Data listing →

____

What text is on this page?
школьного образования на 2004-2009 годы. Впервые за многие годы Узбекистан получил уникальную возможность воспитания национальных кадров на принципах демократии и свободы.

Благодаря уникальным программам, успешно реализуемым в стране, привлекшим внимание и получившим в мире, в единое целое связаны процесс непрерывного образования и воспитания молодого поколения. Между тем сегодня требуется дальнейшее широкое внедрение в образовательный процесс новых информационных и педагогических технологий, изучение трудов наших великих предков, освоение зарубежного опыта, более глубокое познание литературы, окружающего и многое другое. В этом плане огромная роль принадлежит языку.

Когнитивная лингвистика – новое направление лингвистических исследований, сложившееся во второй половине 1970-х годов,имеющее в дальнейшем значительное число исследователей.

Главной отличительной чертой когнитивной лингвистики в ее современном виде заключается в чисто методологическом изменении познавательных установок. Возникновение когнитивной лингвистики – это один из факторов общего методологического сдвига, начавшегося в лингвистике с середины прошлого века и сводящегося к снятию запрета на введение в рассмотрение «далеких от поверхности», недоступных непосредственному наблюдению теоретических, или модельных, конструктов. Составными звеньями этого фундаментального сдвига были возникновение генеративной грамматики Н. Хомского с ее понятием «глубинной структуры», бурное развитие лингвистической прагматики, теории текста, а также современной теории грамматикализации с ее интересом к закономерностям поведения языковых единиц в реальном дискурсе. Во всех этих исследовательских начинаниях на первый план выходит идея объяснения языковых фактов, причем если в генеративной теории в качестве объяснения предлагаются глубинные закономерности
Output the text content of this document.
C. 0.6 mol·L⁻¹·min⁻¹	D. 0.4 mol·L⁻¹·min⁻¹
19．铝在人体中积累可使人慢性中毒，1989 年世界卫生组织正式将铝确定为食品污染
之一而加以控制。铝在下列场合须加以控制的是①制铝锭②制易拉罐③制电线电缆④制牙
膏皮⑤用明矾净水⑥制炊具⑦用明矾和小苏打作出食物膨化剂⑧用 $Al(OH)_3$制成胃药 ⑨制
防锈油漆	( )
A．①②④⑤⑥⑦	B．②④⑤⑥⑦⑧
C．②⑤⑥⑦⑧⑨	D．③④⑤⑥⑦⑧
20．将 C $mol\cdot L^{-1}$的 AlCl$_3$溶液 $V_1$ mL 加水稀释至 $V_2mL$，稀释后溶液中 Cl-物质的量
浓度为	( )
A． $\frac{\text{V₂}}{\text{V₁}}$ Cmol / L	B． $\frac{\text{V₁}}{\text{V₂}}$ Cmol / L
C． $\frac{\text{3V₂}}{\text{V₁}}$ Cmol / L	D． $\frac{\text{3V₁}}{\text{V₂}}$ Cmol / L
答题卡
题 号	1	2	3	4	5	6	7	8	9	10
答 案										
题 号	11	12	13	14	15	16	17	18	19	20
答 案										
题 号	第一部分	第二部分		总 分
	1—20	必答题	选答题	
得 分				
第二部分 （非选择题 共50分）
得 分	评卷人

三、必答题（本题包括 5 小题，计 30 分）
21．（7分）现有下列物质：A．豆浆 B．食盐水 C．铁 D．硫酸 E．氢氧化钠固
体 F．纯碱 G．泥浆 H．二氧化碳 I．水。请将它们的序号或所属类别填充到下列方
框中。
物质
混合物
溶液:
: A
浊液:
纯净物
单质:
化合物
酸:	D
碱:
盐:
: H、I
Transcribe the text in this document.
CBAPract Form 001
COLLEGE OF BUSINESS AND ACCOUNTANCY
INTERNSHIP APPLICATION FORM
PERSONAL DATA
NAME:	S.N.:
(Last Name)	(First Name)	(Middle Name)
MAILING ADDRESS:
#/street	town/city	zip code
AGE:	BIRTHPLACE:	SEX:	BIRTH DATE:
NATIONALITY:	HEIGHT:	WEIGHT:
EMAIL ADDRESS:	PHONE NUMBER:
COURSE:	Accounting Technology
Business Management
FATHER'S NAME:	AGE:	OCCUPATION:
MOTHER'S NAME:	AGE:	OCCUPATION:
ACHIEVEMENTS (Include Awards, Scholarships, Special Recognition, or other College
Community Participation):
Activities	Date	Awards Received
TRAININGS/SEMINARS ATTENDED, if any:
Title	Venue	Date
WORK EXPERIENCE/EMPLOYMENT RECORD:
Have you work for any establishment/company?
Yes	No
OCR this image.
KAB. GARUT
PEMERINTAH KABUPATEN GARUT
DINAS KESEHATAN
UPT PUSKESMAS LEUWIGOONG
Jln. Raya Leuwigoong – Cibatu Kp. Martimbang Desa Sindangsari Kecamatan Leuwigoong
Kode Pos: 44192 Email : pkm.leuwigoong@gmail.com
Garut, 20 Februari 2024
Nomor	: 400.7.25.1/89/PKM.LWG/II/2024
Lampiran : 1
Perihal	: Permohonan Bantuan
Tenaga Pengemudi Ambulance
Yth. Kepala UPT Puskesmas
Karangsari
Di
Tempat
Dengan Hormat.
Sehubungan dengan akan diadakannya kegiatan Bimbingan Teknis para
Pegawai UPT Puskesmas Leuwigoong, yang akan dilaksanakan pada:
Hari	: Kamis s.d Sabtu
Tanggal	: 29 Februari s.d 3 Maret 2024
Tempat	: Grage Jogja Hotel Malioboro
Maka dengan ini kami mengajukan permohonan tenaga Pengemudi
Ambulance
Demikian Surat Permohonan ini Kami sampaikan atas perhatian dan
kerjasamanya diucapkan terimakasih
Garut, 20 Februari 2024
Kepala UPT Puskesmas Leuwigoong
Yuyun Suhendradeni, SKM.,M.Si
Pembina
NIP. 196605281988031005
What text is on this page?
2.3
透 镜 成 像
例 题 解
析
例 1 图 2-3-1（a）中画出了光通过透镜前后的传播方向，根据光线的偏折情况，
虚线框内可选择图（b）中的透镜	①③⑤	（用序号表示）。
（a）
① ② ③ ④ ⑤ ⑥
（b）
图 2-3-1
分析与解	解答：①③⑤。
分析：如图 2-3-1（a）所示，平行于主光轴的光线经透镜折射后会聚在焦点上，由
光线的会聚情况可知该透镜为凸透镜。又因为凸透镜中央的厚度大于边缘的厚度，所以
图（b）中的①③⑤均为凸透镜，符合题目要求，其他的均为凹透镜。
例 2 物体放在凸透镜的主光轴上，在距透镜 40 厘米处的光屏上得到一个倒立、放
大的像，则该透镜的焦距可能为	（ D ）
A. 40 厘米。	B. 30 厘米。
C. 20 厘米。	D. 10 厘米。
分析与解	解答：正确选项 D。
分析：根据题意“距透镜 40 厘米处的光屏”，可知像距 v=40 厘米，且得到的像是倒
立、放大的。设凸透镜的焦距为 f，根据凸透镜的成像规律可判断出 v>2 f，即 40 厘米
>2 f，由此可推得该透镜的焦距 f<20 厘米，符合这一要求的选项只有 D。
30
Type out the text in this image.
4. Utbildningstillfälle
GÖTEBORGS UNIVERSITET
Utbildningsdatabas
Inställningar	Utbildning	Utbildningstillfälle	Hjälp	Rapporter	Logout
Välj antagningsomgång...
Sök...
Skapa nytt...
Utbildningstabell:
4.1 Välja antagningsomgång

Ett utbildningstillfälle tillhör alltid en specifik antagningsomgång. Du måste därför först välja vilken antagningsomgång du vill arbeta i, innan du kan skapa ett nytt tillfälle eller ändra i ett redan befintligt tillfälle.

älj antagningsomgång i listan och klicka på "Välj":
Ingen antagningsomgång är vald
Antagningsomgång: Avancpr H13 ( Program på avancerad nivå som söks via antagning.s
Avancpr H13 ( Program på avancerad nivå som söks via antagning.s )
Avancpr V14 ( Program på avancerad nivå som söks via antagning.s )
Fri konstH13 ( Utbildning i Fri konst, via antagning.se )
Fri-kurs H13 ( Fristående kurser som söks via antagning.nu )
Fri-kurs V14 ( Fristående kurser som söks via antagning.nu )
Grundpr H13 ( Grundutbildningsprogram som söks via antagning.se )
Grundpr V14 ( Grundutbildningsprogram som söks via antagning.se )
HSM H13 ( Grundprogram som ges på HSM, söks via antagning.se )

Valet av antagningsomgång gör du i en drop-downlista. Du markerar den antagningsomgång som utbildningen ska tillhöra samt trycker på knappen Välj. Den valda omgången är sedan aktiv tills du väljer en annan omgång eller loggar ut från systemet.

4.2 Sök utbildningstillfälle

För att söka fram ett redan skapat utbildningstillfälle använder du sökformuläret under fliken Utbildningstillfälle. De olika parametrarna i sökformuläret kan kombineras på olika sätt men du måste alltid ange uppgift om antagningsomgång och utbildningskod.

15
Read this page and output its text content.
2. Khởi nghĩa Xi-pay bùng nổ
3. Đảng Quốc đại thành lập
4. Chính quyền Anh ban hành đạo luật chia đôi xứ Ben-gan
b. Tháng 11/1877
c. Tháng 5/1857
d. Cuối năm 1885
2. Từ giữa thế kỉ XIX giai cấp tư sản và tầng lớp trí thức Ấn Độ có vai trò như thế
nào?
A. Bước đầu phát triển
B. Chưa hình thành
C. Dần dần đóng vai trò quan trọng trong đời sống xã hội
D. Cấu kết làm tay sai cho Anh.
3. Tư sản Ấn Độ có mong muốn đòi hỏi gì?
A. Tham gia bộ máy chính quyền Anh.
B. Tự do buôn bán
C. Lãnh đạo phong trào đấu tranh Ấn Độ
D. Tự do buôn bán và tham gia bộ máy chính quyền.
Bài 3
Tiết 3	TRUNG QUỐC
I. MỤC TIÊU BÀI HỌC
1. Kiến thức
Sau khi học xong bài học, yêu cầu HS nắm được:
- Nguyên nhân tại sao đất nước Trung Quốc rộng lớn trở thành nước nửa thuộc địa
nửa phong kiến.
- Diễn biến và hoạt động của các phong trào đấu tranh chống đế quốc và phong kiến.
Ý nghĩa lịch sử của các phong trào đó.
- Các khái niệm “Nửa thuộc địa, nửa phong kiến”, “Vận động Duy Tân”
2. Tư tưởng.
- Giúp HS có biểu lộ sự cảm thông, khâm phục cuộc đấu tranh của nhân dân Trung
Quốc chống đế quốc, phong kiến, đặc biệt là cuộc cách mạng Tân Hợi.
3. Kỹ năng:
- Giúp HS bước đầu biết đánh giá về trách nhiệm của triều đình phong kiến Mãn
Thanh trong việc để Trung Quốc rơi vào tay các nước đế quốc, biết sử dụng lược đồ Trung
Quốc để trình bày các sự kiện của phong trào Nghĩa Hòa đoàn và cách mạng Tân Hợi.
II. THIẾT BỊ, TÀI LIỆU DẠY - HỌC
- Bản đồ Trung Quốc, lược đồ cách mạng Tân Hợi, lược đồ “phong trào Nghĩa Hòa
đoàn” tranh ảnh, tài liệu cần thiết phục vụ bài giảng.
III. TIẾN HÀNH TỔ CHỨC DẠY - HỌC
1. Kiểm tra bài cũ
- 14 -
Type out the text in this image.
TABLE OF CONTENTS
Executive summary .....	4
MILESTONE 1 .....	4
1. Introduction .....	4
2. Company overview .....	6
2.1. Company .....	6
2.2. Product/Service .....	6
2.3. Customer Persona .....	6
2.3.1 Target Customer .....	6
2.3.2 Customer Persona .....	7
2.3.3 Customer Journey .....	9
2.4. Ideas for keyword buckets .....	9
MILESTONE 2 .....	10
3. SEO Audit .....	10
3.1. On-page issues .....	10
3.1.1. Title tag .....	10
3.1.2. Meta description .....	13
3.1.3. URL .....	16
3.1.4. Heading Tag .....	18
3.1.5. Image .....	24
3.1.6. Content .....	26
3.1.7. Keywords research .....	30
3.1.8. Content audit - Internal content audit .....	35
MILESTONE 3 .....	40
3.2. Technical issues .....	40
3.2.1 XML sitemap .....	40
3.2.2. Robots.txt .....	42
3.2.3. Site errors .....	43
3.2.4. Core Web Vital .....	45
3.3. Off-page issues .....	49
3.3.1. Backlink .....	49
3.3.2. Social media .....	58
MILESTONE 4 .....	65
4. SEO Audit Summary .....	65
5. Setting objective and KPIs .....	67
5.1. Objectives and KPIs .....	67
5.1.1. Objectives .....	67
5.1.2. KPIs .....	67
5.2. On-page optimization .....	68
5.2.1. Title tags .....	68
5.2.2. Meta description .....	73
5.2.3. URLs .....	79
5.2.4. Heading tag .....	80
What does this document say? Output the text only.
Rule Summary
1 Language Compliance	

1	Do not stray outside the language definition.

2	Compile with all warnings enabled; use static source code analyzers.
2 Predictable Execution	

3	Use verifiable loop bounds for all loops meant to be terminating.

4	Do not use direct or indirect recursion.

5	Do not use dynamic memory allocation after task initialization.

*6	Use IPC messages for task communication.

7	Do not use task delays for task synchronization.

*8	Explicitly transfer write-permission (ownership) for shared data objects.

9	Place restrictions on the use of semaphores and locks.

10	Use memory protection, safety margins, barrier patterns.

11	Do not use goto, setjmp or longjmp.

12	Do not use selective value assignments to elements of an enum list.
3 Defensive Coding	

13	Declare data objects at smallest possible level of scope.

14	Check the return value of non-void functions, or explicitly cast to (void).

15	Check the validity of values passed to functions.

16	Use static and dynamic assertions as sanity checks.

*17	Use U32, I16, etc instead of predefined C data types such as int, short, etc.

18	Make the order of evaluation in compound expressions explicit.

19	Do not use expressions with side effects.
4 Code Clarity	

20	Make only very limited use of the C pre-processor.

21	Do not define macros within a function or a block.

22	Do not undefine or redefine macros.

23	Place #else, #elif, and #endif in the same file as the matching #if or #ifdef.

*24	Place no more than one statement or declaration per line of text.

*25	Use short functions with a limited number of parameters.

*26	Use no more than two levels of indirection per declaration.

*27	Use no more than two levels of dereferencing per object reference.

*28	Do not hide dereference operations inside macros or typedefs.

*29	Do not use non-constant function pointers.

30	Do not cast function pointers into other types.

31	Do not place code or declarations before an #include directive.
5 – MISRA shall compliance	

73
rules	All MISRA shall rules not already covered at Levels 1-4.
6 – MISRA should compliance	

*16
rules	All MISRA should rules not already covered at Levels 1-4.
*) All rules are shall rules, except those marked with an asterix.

____

Work to complete → Which lines contain "söks"? Copy each of them.

Complete response →
Antagningsomgång: Avancpr H13 ( Program på avancerad nivå som söks via antagning.s
Avancpr H13 ( Program på avancerad nivå som söks via antagning.s )
Avancpr V14 ( Program på avancerad nivå som söks via antagning.s )
Fri-kurs H13 ( Fristående kurser som söks via antagning.nu )
Fri-kurs V14 ( Fristående kurser som söks via antagning.nu )
Grundpr H13 ( Grundutbildningsprogram som söks via antagning.se )
Grundpr V14 ( Grundutbildningsprogram som söks via antagning.se )
HSM H13 ( Grundprogram som ges på HSM, söks via antagning.se )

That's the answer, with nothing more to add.